[STATED EXERCISE]
Pull out every line of the listing below where "true" appears.

[SUPPLIED MATERIAL]

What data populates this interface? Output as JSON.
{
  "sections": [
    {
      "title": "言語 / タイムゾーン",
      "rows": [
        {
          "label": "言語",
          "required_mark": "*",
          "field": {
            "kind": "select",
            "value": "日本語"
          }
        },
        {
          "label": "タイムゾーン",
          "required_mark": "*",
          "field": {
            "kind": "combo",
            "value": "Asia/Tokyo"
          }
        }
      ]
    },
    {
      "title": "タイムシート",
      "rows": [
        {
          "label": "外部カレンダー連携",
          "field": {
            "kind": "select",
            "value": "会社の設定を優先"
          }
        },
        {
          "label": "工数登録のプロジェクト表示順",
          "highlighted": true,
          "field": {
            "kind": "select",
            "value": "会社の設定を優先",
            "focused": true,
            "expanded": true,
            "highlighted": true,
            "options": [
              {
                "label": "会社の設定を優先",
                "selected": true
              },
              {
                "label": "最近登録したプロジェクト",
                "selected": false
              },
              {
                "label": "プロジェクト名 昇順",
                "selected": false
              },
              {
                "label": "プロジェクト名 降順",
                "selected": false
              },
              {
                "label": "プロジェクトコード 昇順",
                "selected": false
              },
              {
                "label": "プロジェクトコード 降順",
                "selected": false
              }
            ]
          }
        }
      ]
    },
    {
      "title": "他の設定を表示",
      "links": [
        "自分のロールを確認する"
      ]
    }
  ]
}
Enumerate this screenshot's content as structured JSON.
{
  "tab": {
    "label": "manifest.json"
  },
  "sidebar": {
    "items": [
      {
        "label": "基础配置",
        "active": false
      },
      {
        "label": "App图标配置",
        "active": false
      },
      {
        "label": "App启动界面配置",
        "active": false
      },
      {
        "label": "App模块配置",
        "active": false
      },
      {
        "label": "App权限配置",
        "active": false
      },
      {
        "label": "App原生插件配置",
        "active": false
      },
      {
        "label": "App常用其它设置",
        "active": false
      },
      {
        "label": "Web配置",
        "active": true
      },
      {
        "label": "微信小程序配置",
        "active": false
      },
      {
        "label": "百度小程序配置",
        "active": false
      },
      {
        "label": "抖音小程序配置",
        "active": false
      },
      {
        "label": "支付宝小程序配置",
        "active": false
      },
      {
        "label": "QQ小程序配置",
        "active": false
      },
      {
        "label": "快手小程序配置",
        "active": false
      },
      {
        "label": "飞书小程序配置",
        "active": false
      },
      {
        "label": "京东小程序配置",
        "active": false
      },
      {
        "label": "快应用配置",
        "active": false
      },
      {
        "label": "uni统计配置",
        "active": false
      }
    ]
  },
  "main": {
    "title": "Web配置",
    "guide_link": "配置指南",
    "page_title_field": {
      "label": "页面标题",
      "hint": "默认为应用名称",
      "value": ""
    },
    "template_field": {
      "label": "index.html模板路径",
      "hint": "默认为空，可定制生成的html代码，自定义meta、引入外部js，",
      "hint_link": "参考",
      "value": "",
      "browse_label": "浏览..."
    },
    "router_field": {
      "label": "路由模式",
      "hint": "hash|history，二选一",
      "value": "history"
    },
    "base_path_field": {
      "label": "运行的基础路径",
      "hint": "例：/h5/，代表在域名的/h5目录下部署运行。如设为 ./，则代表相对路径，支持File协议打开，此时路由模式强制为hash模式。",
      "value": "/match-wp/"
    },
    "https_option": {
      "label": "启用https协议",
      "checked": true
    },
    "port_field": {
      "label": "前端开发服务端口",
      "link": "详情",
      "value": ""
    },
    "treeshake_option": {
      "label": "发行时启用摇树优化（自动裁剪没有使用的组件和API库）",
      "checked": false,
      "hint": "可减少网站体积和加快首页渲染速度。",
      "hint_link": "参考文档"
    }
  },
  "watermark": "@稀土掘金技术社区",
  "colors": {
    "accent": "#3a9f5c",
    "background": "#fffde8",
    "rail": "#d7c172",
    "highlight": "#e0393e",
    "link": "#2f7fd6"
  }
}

[SOLUTION BELOW]
          "highlighted": true,
            "focused": true,
            "expanded": true,
            "highlighted": true,
                "selected": true
        "active": true
      "checked": true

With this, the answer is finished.